[Dataset records]
>> START

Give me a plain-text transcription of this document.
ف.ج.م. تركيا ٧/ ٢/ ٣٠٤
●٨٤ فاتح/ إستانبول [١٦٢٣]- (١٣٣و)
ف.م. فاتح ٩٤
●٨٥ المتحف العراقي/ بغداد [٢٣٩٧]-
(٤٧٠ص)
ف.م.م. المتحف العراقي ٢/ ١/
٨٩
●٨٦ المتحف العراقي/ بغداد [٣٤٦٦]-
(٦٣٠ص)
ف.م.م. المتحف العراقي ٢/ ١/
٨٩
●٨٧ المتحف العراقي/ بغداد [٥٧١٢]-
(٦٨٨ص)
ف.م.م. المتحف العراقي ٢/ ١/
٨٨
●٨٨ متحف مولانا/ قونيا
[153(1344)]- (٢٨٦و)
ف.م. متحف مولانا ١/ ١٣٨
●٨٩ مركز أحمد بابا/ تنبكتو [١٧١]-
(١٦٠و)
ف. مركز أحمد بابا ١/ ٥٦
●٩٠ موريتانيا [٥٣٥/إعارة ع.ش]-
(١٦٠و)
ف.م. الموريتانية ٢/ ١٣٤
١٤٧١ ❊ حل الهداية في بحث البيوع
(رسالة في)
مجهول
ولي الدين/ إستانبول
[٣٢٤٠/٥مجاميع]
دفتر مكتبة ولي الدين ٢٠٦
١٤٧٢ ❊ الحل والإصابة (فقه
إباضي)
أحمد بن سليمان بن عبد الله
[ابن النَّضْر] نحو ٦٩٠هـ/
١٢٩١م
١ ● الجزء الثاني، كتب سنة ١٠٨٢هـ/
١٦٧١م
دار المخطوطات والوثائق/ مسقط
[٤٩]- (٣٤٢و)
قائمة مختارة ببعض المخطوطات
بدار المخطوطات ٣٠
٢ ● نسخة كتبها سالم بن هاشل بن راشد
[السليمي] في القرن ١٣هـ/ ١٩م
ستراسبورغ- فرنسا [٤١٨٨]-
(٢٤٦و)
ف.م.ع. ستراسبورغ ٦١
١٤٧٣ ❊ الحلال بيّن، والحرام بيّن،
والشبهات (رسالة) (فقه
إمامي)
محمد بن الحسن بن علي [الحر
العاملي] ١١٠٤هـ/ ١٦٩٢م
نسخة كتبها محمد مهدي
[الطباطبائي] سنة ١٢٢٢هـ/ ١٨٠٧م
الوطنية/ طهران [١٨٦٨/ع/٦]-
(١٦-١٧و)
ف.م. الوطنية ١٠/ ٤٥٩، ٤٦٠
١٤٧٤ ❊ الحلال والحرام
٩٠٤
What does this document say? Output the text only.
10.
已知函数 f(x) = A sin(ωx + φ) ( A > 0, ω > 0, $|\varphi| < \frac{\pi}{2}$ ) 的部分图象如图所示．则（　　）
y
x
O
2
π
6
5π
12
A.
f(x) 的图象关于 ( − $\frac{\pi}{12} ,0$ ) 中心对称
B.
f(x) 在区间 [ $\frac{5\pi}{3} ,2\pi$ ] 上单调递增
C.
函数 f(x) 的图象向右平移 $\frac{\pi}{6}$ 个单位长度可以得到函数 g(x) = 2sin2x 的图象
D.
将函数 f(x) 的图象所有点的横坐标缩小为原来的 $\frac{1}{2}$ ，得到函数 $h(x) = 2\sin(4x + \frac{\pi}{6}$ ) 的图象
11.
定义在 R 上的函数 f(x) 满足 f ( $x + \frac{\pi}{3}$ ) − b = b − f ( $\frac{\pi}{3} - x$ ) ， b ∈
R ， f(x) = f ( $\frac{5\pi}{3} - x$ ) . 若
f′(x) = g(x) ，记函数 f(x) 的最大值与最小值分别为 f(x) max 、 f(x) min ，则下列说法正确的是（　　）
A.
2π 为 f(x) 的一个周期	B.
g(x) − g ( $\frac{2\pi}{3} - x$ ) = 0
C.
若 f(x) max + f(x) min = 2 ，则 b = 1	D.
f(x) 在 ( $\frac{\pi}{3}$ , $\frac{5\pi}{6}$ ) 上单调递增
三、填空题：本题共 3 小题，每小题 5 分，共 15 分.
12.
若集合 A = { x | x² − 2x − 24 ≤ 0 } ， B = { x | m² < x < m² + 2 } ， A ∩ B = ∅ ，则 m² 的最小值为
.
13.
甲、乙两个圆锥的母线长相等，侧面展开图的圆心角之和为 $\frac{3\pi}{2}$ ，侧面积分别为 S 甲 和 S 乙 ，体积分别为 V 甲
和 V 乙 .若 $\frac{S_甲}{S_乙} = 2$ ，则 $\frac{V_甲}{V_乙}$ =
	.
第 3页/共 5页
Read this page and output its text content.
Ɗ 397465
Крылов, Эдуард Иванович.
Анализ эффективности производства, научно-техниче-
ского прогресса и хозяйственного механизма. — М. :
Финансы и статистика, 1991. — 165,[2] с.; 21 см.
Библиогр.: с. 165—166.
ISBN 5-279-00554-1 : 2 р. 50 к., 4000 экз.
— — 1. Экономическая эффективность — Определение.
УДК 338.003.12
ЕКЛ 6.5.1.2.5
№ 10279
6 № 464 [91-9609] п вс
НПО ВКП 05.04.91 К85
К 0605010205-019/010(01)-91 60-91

>> END

TASK DESCRIPTION ▸
Exactly reproduce the material above.

SOLUTION TO THIS TASK ▸
Give me a plain-text transcription of this document.
ف.ج.م. تركيا ٧/ ٢/ ٣٠٤
●٨٤ فاتح/ إستانبول [١٦٢٣]- (١٣٣و)
ف.م. فاتح ٩٤
●٨٥ المتحف العراقي/ بغداد [٢٣٩٧]-
(٤٧٠ص)
ف.م.م. المتحف العراقي ٢/ ١/
٨٩
●٨٦ المتحف العراقي/ بغداد [٣٤٦٦]-
(٦٣٠ص)
ف.م.م. المتحف العراقي ٢/ ١/
٨٩
●٨٧ المتحف العراقي/ بغداد [٥٧١٢]-
(٦٨٨ص)
ف.م.م. المتحف العراقي ٢/ ١/
٨٨
●٨٨ متحف مولانا/ قونيا
[153(1344)]- (٢٨٦و)
ف.م. متحف مولانا ١/ ١٣٨
●٨٩ مركز أحمد بابا/ تنبكتو [١٧١]-
(١٦٠و)
ف. مركز أحمد بابا ١/ ٥٦
●٩٠ موريتانيا [٥٣٥/إعارة ع.ش]-
(١٦٠و)
ف.م. الموريتانية ٢/ ١٣٤
١٤٧١ ❊ حل الهداية في بحث البيوع
(رسالة في)
مجهول
ولي الدين/ إستانبول
[٣٢٤٠/٥مجاميع]
دفتر مكتبة ولي الدين ٢٠٦
١٤٧٢ ❊ الحل والإصابة (فقه
إباضي)
أحمد بن سليمان بن عبد الله
[ابن النَّضْر] نحو ٦٩٠هـ/
١٢٩١م
١ ● الجزء الثاني، كتب سنة ١٠٨٢هـ/
١٦٧١م
دار المخطوطات والوثائق/ مسقط
[٤٩]- (٣٤٢و)
قائمة مختارة ببعض المخطوطات
بدار المخطوطات ٣٠
٢ ● نسخة كتبها سالم بن هاشل بن راشد
[السليمي] في القرن ١٣هـ/ ١٩م
ستراسبورغ- فرنسا [٤١٨٨]-
(٢٤٦و)
ف.م.ع. ستراسبورغ ٦١
١٤٧٣ ❊ الحلال بيّن، والحرام بيّن،
والشبهات (رسالة) (فقه
إمامي)
محمد بن الحسن بن علي [الحر
العاملي] ١١٠٤هـ/ ١٦٩٢م
نسخة كتبها محمد مهدي
[الطباطبائي] سنة ١٢٢٢هـ/ ١٨٠٧م
الوطنية/ طهران [١٨٦٨/ع/٦]-
(١٦-١٧و)
ف.م. الوطنية ١٠/ ٤٥٩، ٤٦٠
١٤٧٤ ❊ الحلال والحرام
٩٠٤
What does this document say? Output the text only.
10.
已知函数 f(x) = A sin(ωx + φ) ( A > 0, ω > 0, $|\varphi| < \frac{\pi}{2}$ ) 的部分图象如图所示．则（　　）
y
x
O
2
π
6
5π
12
A.
f(x) 的图象关于 ( − $\frac{\pi}{12} ,0$ ) 中心对称
B.
f(x) 在区间 [ $\frac{5\pi}{3} ,2\pi$ ] 上单调递增
C.
函数 f(x) 的图象向右平移 $\frac{\pi}{6}$ 个单位长度可以得到函数 g(x) = 2sin2x 的图象
D.
将函数 f(x) 的图象所有点的横坐标缩小为原来的 $\frac{1}{2}$ ，得到函数 $h(x) = 2\sin(4x + \frac{\pi}{6}$ ) 的图象
11.
定义在 R 上的函数 f(x) 满足 f ( $x + \frac{\pi}{3}$ ) − b = b − f ( $\frac{\pi}{3} - x$ ) ， b ∈
R ， f(x) = f ( $\frac{5\pi}{3} - x$ ) . 若
f′(x) = g(x) ，记函数 f(x) 的最大值与最小值分别为 f(x) max 、 f(x) min ，则下列说法正确的是（　　）
A.
2π 为 f(x) 的一个周期	B.
g(x) − g ( $\frac{2\pi}{3} - x$ ) = 0
C.
若 f(x) max + f(x) min = 2 ，则 b = 1	D.
f(x) 在 ( $\frac{\pi}{3}$ , $\frac{5\pi}{6}$ ) 上单调递增
三、填空题：本题共 3 小题，每小题 5 分，共 15 分.
12.
若集合 A = { x | x² − 2x − 24 ≤ 0 } ， B = { x | m² < x < m² + 2 } ， A ∩ B = ∅ ，则 m² 的最小值为
.
13.
甲、乙两个圆锥的母线长相等，侧面展开图的圆心角之和为 $\frac{3\pi}{2}$ ，侧面积分别为 S 甲 和 S 乙 ，体积分别为 V 甲
和 V 乙 .若 $\frac{S_甲}{S_乙} = 2$ ，则 $\frac{V_甲}{V_乙}$ =
	.
第 3页/共 5页
Read this page and output its text content.
Ɗ 397465
Крылов, Эдуард Иванович.
Анализ эффективности производства, научно-техниче-
ского прогресса и хозяйственного механизма. — М. :
Финансы и статистика, 1991. — 165,[2] с.; 21 см.
Библиогр.: с. 165—166.
ISBN 5-279-00554-1 : 2 р. 50 к., 4000 экз.
— — 1. Экономическая эффективность — Определение.
УДК 338.003.12
ЕКЛ 6.5.1.2.5
№ 10279
6 № 464 [91-9609] п вс
НПО ВКП 05.04.91 К85
К 0605010205-019/010(01)-91 60-91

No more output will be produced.